• **LISTED ENTRIES**:
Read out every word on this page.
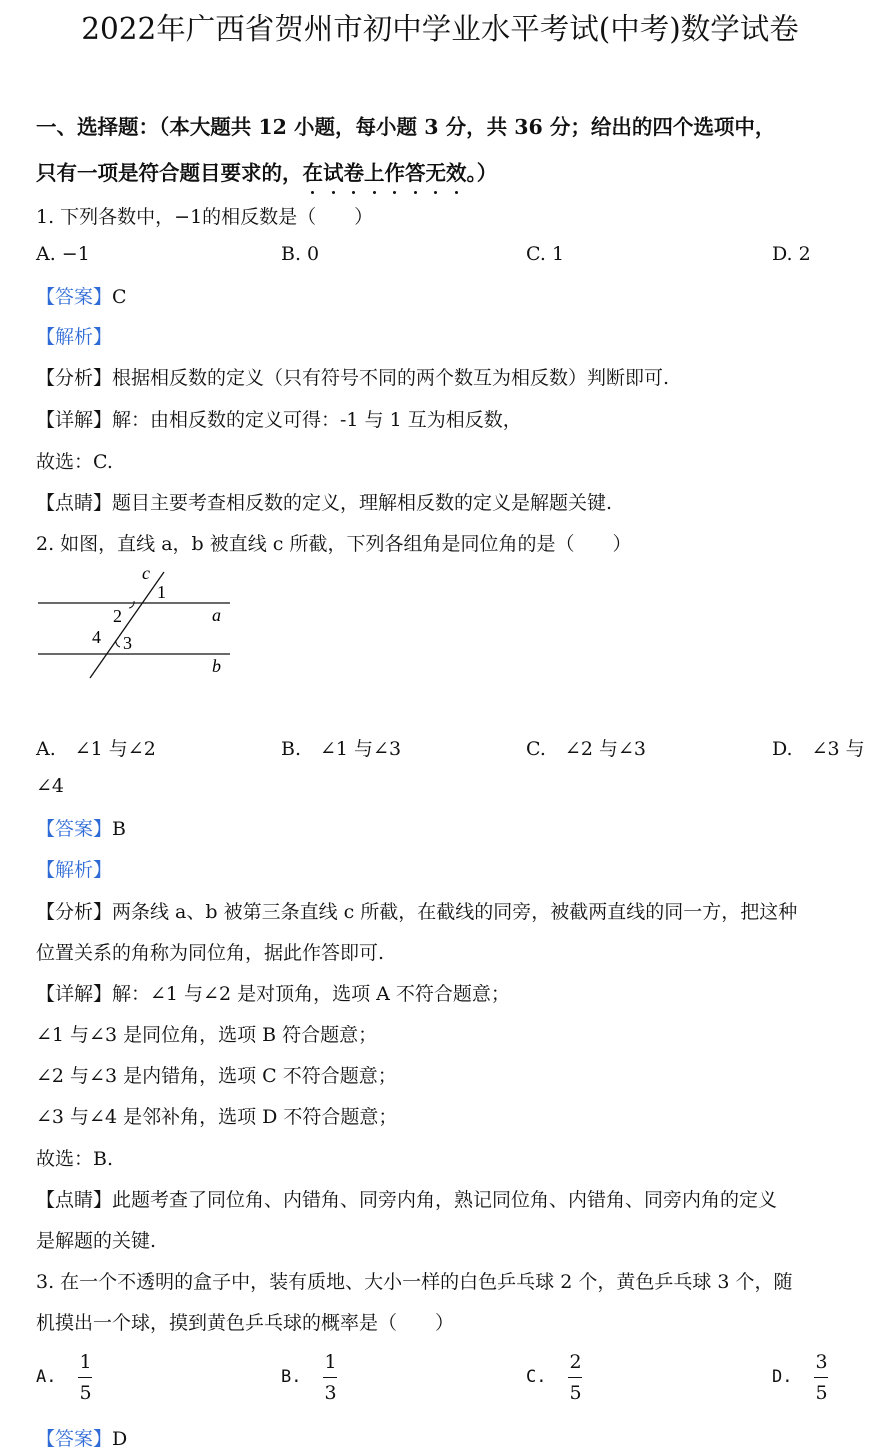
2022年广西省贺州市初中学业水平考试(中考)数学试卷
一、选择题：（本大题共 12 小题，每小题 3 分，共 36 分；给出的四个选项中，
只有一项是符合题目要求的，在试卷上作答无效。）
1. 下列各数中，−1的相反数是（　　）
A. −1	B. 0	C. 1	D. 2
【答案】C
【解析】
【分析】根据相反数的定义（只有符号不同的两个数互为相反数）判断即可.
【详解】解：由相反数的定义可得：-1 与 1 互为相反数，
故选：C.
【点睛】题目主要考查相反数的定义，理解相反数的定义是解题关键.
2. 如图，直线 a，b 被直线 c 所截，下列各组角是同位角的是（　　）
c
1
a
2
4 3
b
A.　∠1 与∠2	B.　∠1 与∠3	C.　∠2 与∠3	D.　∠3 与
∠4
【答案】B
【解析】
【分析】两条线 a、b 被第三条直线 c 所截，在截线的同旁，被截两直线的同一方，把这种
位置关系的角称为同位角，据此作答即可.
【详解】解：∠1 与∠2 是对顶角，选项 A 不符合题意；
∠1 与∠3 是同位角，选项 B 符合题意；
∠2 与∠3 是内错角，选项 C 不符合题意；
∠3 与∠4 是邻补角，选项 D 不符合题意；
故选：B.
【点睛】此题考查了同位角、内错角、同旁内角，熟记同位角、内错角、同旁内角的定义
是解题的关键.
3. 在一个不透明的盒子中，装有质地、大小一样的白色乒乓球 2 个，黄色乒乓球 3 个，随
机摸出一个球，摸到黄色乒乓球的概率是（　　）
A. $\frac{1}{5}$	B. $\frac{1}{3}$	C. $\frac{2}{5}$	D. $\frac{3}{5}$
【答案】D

==

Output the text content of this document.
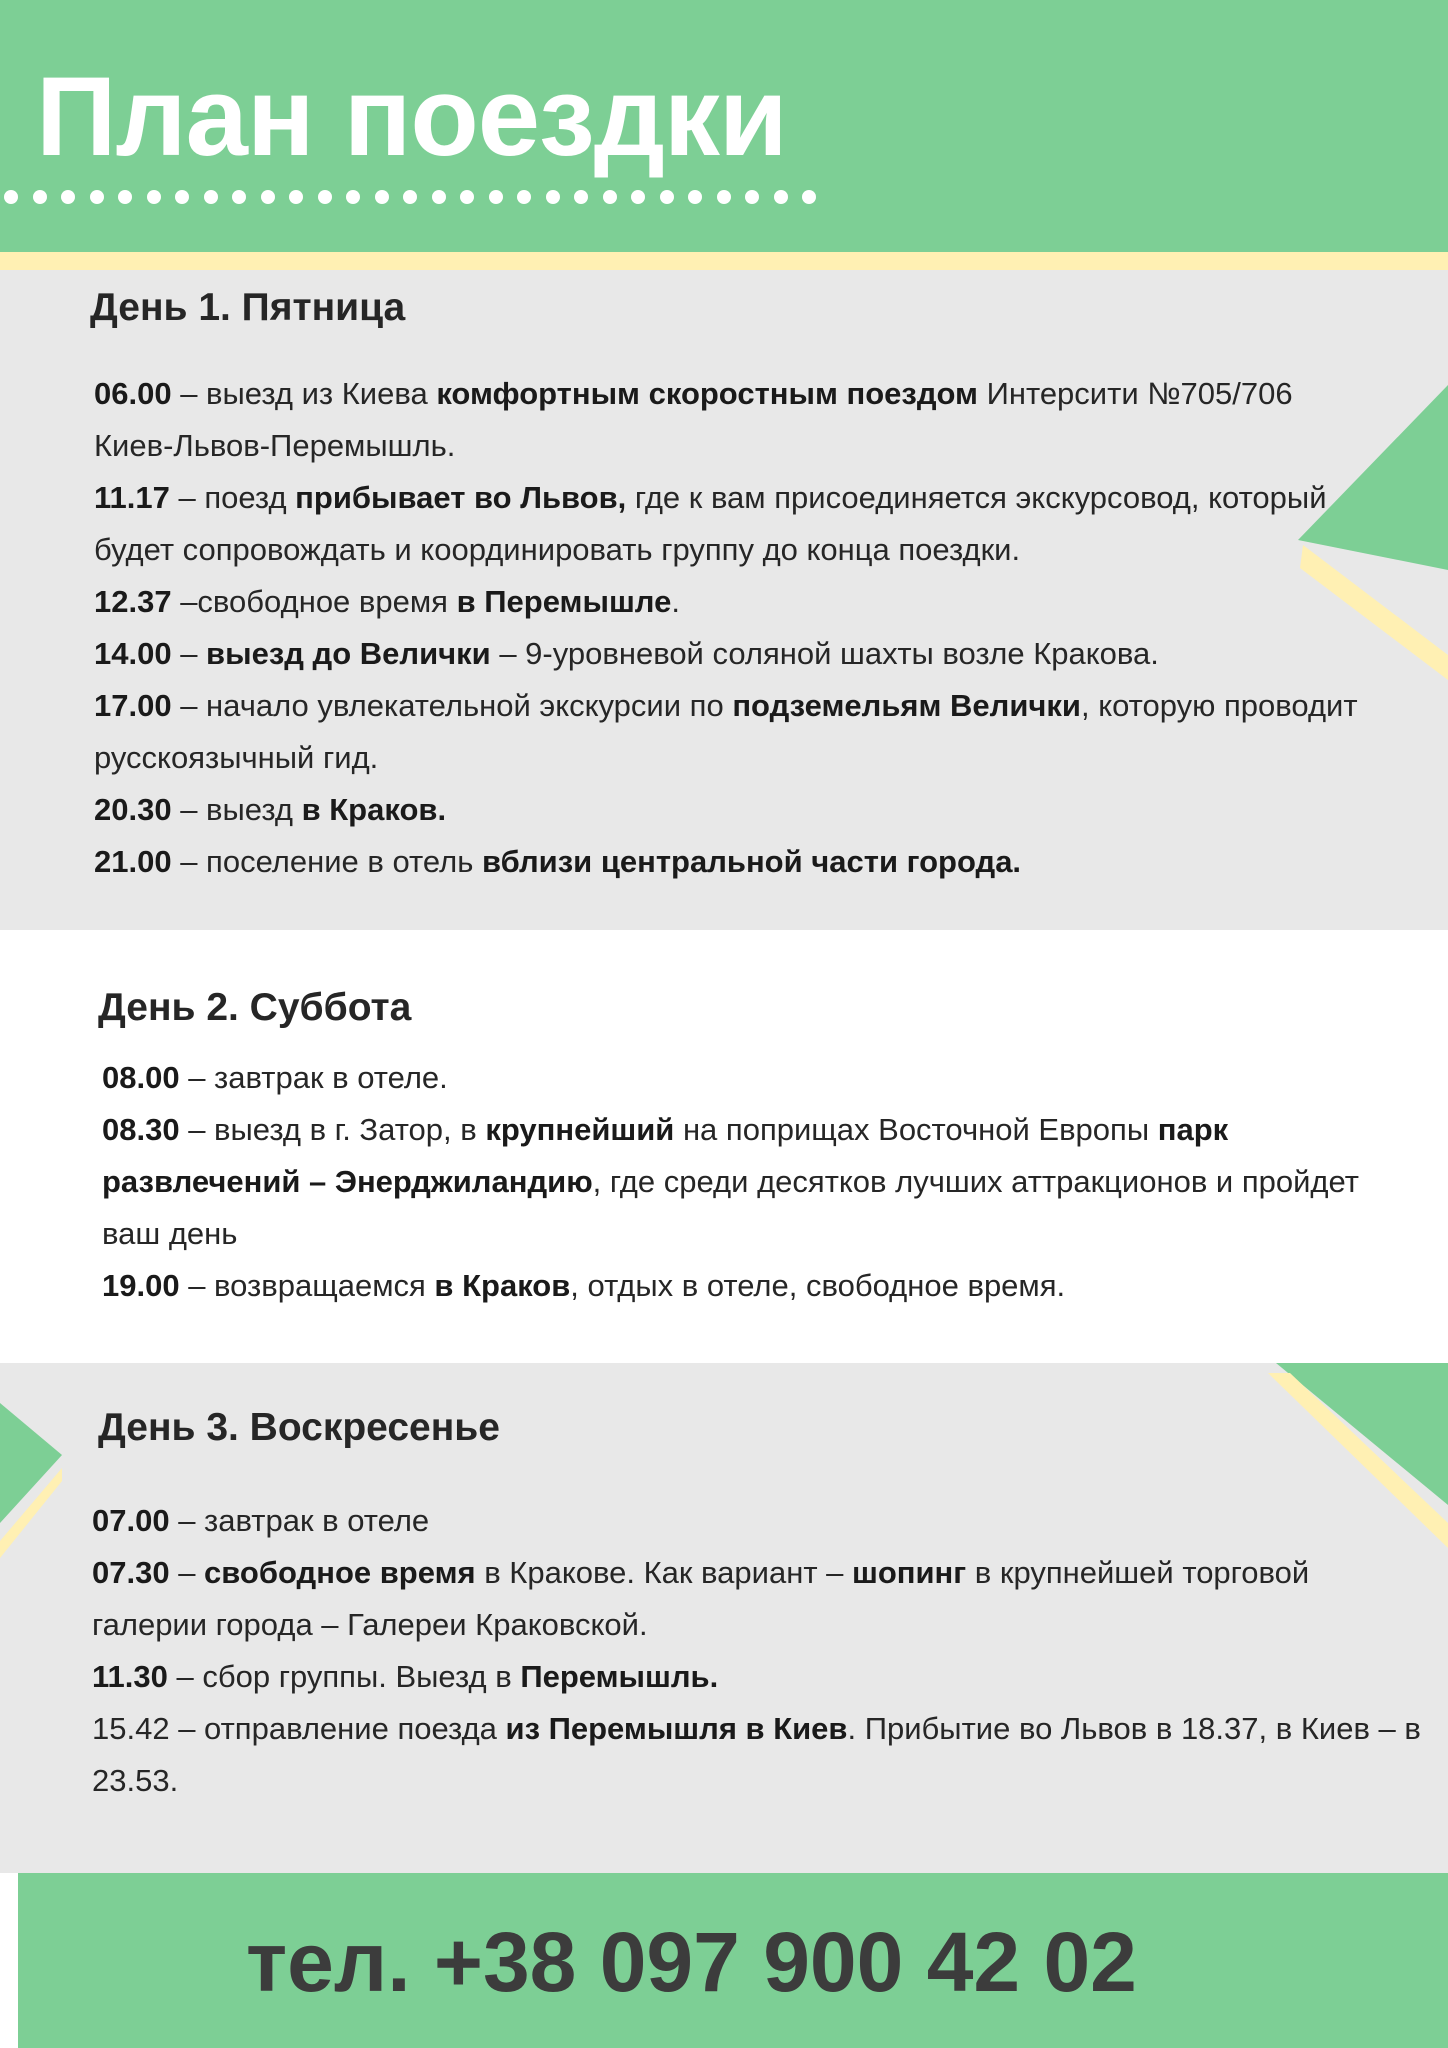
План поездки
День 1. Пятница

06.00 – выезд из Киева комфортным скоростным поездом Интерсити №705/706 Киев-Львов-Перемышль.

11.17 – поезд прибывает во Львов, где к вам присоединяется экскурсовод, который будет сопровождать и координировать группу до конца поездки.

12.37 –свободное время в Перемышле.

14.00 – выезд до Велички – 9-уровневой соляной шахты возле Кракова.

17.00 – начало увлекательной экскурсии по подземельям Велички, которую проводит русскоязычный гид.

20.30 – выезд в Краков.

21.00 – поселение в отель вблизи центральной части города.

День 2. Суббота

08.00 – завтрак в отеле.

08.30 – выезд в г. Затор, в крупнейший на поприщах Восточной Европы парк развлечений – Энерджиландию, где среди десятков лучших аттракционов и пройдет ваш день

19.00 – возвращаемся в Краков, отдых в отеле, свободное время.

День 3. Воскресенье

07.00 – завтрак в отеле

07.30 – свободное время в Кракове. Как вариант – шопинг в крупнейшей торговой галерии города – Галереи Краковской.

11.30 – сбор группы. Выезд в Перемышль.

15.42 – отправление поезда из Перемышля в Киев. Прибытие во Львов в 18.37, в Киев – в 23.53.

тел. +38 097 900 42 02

...

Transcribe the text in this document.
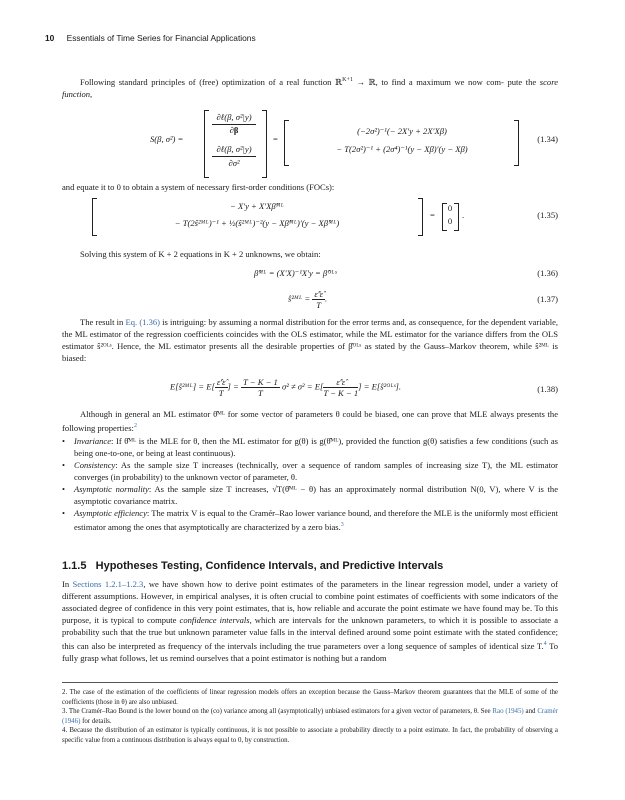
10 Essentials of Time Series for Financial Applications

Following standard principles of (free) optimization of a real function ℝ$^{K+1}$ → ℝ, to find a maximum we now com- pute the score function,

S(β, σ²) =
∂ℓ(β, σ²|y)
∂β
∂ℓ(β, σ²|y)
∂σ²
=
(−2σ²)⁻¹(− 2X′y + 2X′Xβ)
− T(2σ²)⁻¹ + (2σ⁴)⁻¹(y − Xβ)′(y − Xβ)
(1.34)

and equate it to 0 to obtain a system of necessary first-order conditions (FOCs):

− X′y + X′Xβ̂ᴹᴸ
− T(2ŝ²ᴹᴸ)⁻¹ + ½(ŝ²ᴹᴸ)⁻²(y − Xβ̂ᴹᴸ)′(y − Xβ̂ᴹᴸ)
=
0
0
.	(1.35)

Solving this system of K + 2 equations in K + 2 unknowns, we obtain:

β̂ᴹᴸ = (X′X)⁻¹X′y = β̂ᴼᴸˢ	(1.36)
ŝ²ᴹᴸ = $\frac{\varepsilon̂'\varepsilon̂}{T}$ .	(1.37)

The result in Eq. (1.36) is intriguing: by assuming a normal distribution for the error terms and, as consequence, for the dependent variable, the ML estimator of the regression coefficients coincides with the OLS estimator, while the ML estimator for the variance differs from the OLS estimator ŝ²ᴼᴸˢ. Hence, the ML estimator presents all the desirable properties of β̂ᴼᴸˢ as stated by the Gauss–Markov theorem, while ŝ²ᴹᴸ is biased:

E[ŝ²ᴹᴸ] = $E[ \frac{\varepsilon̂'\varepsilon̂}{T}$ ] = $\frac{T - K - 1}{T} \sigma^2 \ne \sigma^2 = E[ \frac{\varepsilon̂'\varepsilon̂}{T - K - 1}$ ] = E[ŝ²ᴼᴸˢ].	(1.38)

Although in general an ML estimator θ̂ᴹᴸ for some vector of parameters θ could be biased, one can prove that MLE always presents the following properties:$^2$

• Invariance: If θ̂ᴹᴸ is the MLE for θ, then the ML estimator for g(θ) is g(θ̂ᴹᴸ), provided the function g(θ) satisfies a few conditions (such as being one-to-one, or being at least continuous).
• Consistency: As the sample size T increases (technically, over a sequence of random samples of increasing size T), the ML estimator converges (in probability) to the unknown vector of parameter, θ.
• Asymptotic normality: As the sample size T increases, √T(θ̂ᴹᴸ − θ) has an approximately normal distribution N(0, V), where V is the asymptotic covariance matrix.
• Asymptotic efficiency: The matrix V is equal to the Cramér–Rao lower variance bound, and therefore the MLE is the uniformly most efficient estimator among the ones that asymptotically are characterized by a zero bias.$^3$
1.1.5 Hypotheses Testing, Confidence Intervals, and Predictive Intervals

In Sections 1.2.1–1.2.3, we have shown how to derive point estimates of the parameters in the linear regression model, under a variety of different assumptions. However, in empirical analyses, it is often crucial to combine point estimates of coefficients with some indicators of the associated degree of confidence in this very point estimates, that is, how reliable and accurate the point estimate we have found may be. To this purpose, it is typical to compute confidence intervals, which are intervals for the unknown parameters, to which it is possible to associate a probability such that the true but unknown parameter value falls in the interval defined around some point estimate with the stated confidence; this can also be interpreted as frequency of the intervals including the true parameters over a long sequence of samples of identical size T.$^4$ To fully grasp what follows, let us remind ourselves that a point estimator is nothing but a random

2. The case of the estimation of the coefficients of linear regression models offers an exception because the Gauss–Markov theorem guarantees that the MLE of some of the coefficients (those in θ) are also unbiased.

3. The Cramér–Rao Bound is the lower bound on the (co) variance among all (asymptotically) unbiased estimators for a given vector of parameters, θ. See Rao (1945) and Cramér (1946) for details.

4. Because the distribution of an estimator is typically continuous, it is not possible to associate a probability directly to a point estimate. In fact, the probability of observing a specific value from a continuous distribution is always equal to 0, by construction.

• **EXERCISE TASK**: Copy every line of the listing that includes the string "from".

• **ANSWER BELOW**:
The result in Eq. (1.36) is intriguing: by assuming a normal distribution for the error terms and, as consequence, for the dependent variable, the ML estimator of the regression coefficients coincides with the OLS estimator, while the ML estimator for the variance differs from the OLS estimator ŝ²ᴼᴸˢ. Hence, the ML estimator presents all the desirable properties of β̂ᴼᴸˢ as stated by the Gauss–Markov theorem, while ŝ²ᴹᴸ is biased:
4. Because the distribution of an estimator is typically continuous, it is not possible to associate a probability directly to a point estimate. In fact, the probability of observing a specific value from a continuous distribution is always equal to 0, by construction.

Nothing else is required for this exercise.